PROVIDED INFORMATION
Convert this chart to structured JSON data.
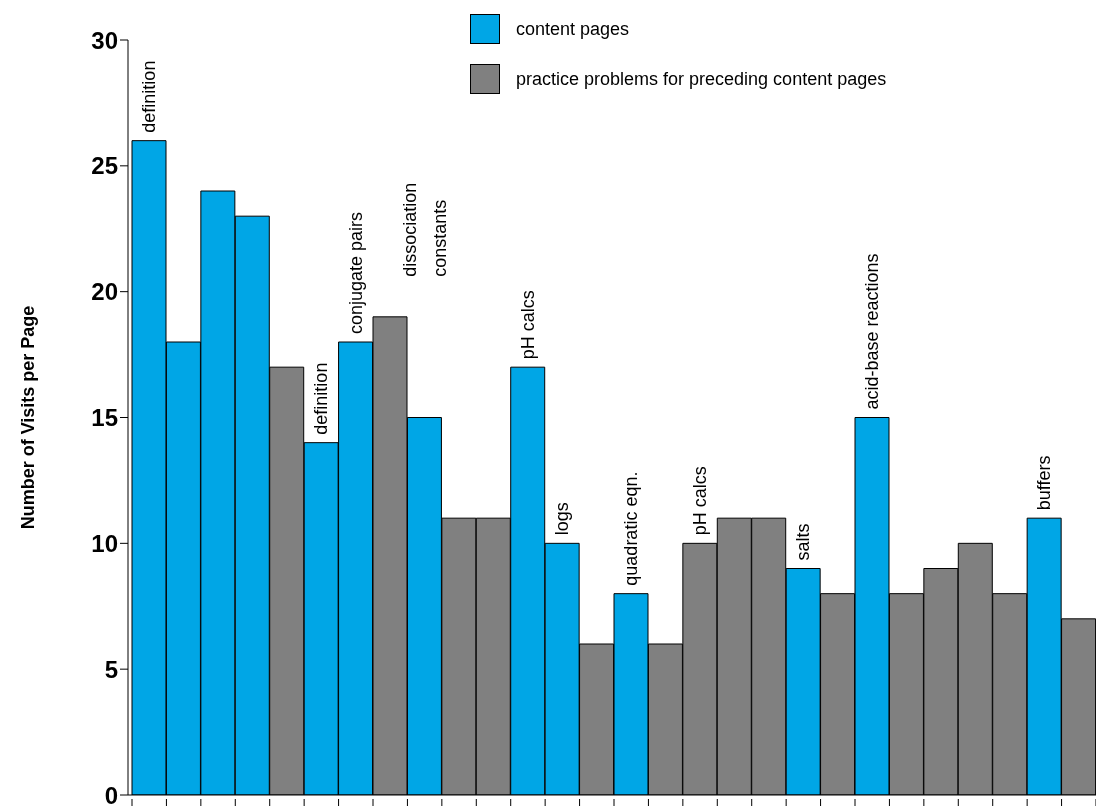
{
  "chart_data": {
    "type": "bar",
    "ylabel": "Number of Visits per Page",
    "categories": [
      "definition",
      null,
      null,
      null,
      null,
      "definition",
      "conjugate pairs",
      null,
      "dissociation constants",
      null,
      null,
      "pH calcs",
      "logs",
      null,
      "quadratic eqn.",
      null,
      "pH calcs",
      null,
      null,
      "salts",
      null,
      "acid-base reactions",
      null,
      null,
      null,
      null,
      "buffers",
      null
    ],
    "series": [
      {
        "name": "content pages",
        "color": "#00a6e6",
        "values": [
          26,
          18,
          24,
          23,
          null,
          14,
          18,
          null,
          15,
          null,
          null,
          17,
          10,
          null,
          8,
          null,
          null,
          null,
          null,
          9,
          null,
          15,
          null,
          null,
          null,
          null,
          11,
          null
        ]
      },
      {
        "name": "practice problems for preceding content pages",
        "color": "#808080",
        "values": [
          null,
          null,
          null,
          null,
          17,
          null,
          null,
          19,
          null,
          11,
          11,
          null,
          null,
          6,
          null,
          6,
          10,
          11,
          11,
          null,
          8,
          null,
          8,
          9,
          10,
          8,
          null,
          7
        ]
      }
    ],
    "stacked": true,
    "ylim": [
      0,
      30
    ],
    "yticks": [
      0,
      5,
      10,
      15,
      20,
      25,
      30
    ],
    "grid": false,
    "legend": "top right"
  }
}
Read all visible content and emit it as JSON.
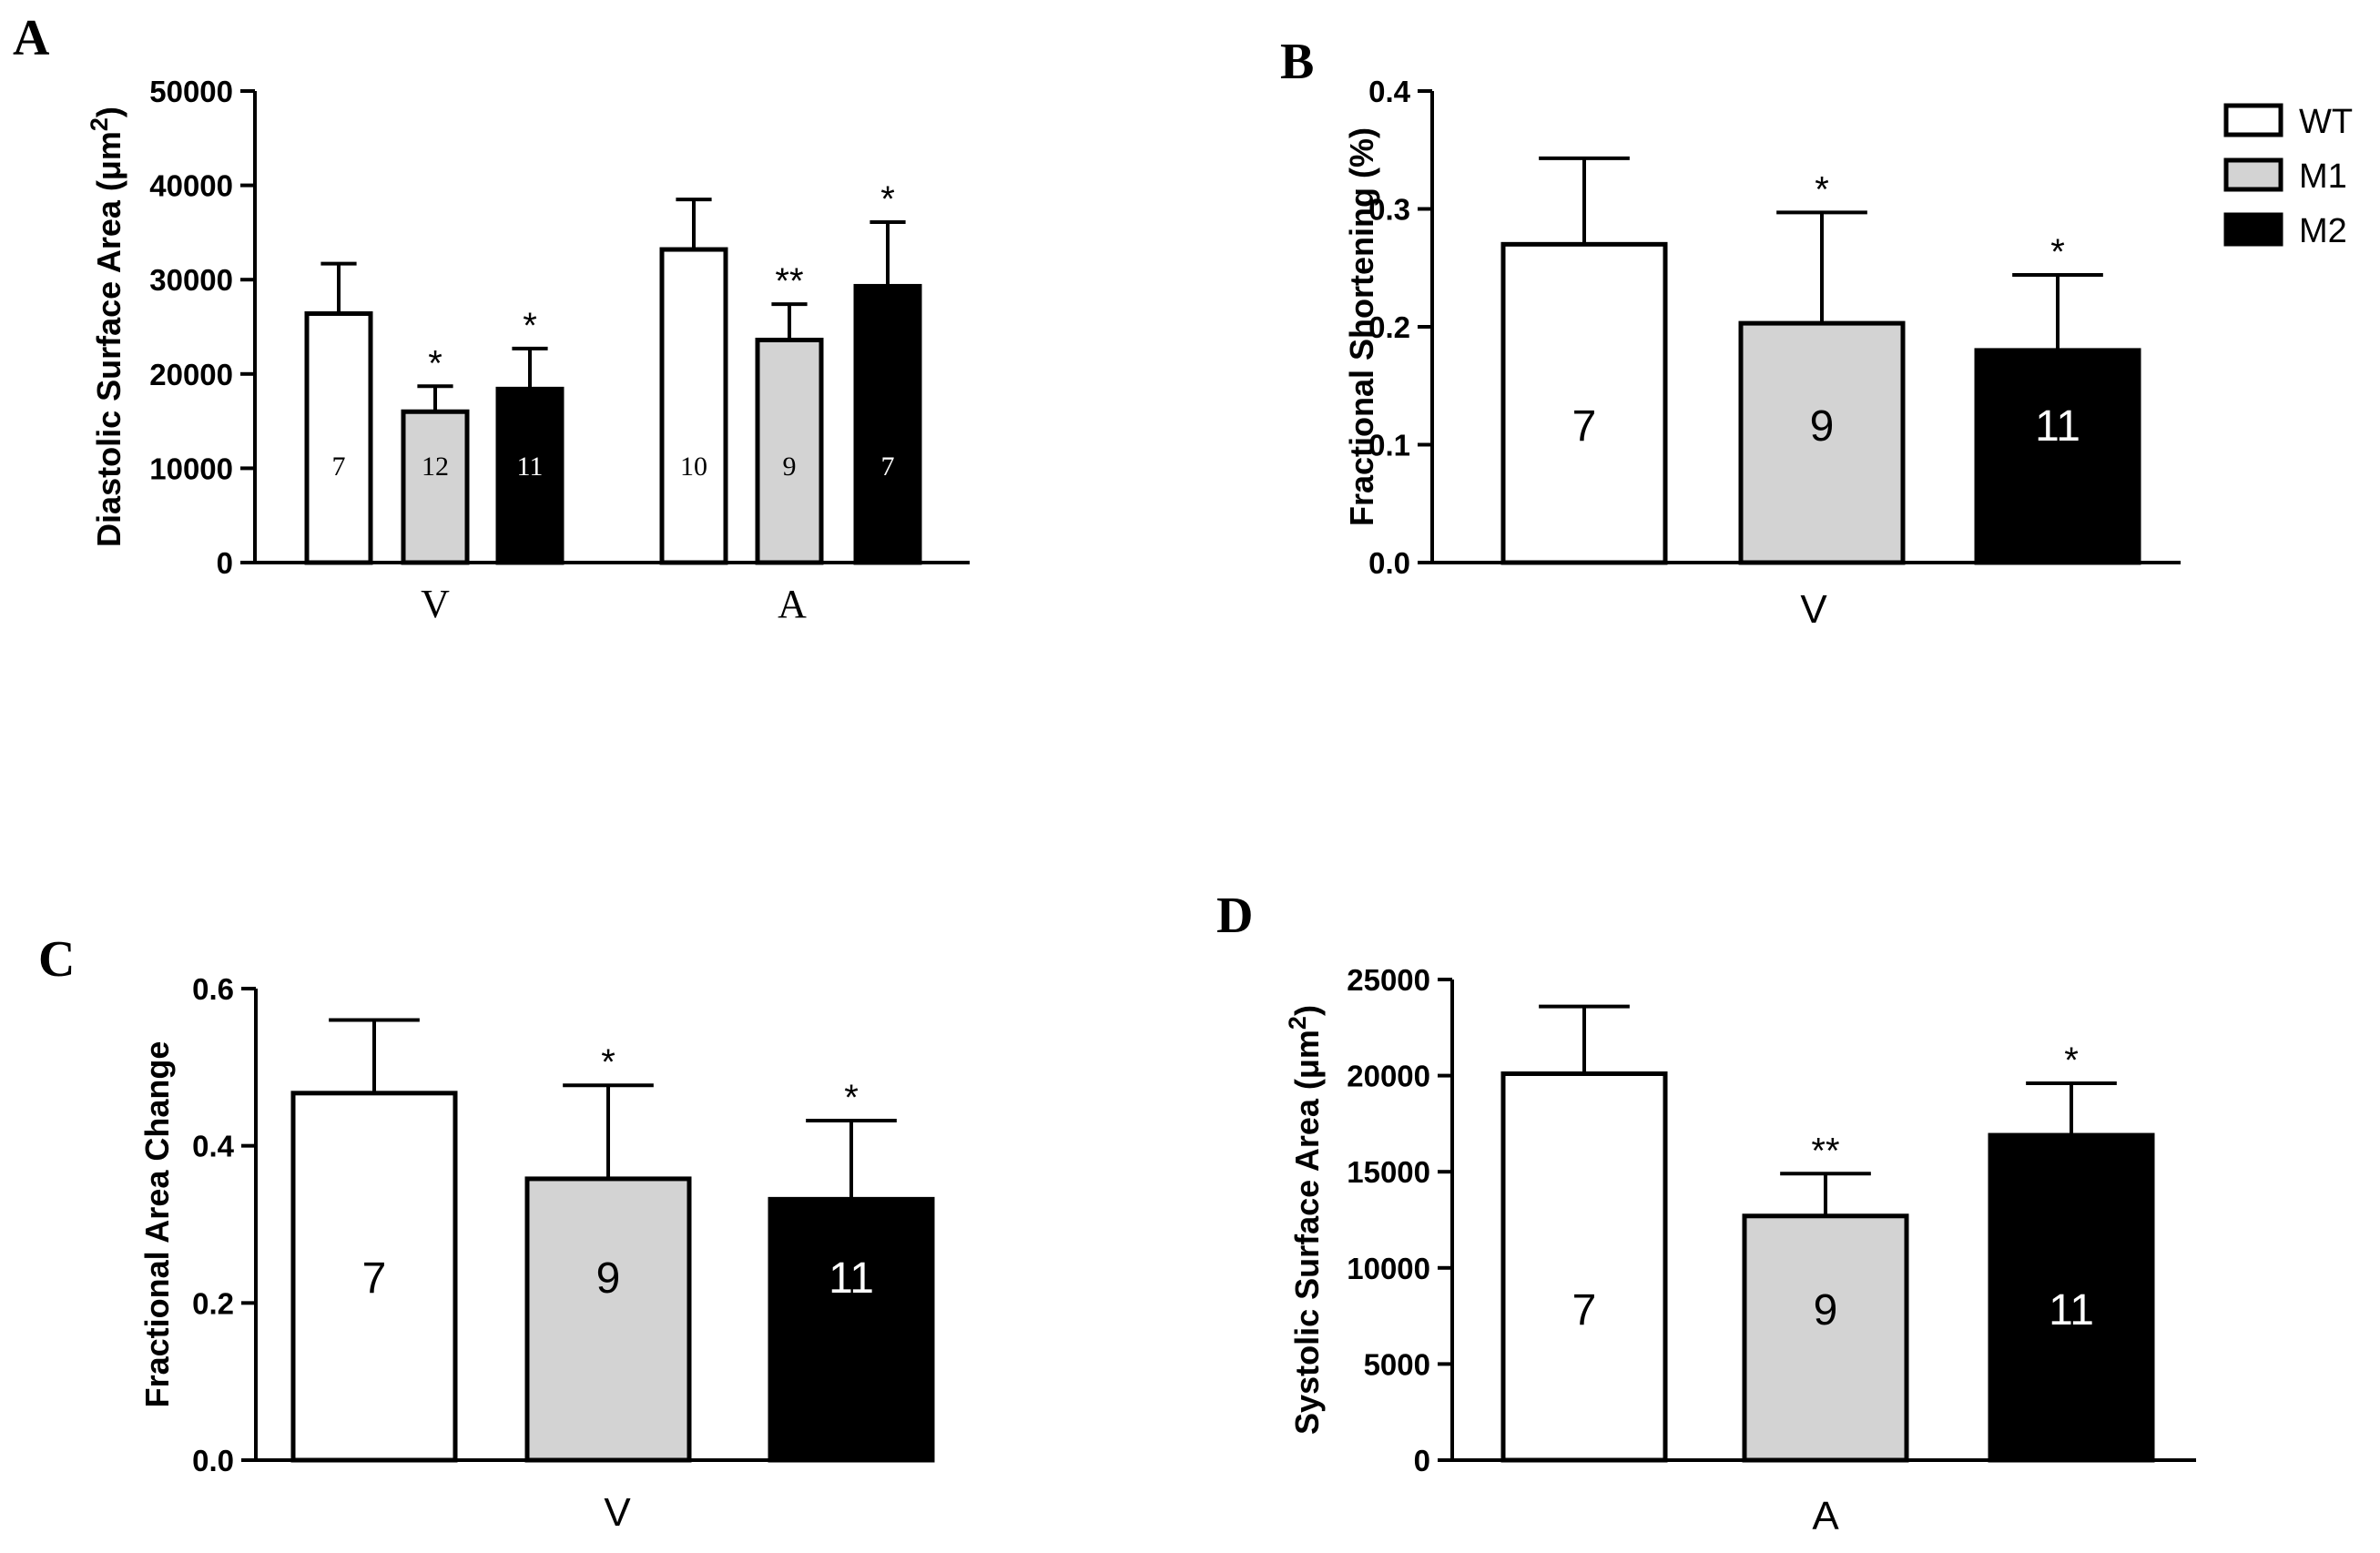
{
  "legend": {
    "items": [
      {
        "label": "WT",
        "color": "#ffffff"
      },
      {
        "label": "M1",
        "color": "#d3d3d3"
      },
      {
        "label": "M2",
        "color": "#000000"
      }
    ],
    "placement": "top-right"
  },
  "chart_data": [
    {
      "panel": "A",
      "type": "bar",
      "ylabel": "Diastolic Surface Area (μm",
      "ylabel_sup": "2",
      "ylabel_close": ")",
      "ylim": [
        0,
        50000
      ],
      "yticks": [
        0,
        10000,
        20000,
        30000,
        40000,
        50000
      ],
      "ytick_labels": [
        "0",
        "10000",
        "20000",
        "30000",
        "40000",
        "50000"
      ],
      "groups": [
        "V",
        "A"
      ],
      "bars": [
        {
          "group": "V",
          "series": "WT",
          "value": 26400,
          "error": 5300,
          "n": "7",
          "sig": ""
        },
        {
          "group": "V",
          "series": "M1",
          "value": 16000,
          "error": 2700,
          "n": "12",
          "sig": "*"
        },
        {
          "group": "V",
          "series": "M2",
          "value": 18400,
          "error": 4300,
          "n": "11",
          "sig": "*"
        },
        {
          "group": "A",
          "series": "WT",
          "value": 33200,
          "error": 5300,
          "n": "10",
          "sig": ""
        },
        {
          "group": "A",
          "series": "M1",
          "value": 23600,
          "error": 3800,
          "n": "9",
          "sig": "**"
        },
        {
          "group": "A",
          "series": "M2",
          "value": 29300,
          "error": 6800,
          "n": "7",
          "sig": "*"
        }
      ]
    },
    {
      "panel": "B",
      "type": "bar",
      "ylabel": "Fractional Shortening (%)",
      "ylim": [
        0,
        0.4
      ],
      "yticks": [
        0,
        0.1,
        0.2,
        0.3,
        0.4
      ],
      "ytick_labels": [
        "0.0",
        "0.1",
        "0.2",
        "0.3",
        "0.4"
      ],
      "groups": [
        "V"
      ],
      "bars": [
        {
          "group": "V",
          "series": "WT",
          "value": 0.27,
          "error": 0.073,
          "n": "7",
          "sig": ""
        },
        {
          "group": "V",
          "series": "M1",
          "value": 0.203,
          "error": 0.094,
          "n": "9",
          "sig": "*"
        },
        {
          "group": "V",
          "series": "M2",
          "value": 0.18,
          "error": 0.064,
          "n": "11",
          "sig": "*"
        }
      ]
    },
    {
      "panel": "C",
      "type": "bar",
      "ylabel": "Fractional Area Change",
      "ylim": [
        0,
        0.6
      ],
      "yticks": [
        0,
        0.2,
        0.4,
        0.6
      ],
      "ytick_labels": [
        "0.0",
        "0.2",
        "0.4",
        "0.6"
      ],
      "groups": [
        "V"
      ],
      "bars": [
        {
          "group": "V",
          "series": "WT",
          "value": 0.467,
          "error": 0.093,
          "n": "7",
          "sig": ""
        },
        {
          "group": "V",
          "series": "M1",
          "value": 0.358,
          "error": 0.119,
          "n": "9",
          "sig": "*"
        },
        {
          "group": "V",
          "series": "M2",
          "value": 0.332,
          "error": 0.1,
          "n": "11",
          "sig": "*"
        }
      ]
    },
    {
      "panel": "D",
      "type": "bar",
      "ylabel": "Systolic Surface Area (μm",
      "ylabel_sup": "2",
      "ylabel_close": ")",
      "ylim": [
        0,
        25000
      ],
      "yticks": [
        0,
        5000,
        10000,
        15000,
        20000,
        25000
      ],
      "ytick_labels": [
        "0",
        "5000",
        "10000",
        "15000",
        "20000",
        "25000"
      ],
      "groups": [
        "A"
      ],
      "bars": [
        {
          "group": "A",
          "series": "WT",
          "value": 20100,
          "error": 3500,
          "n": "7",
          "sig": ""
        },
        {
          "group": "A",
          "series": "M1",
          "value": 12700,
          "error": 2200,
          "n": "9",
          "sig": "**"
        },
        {
          "group": "A",
          "series": "M2",
          "value": 16900,
          "error": 2700,
          "n": "11",
          "sig": "*"
        }
      ]
    }
  ]
}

TASK OBJECTIVE
Copy each line of the listing that holds the word "Fractional".

SOLVED EXERCISE
      "ylabel": "Fractional Shortening (%)",
      "ylabel": "Fractional Area Change",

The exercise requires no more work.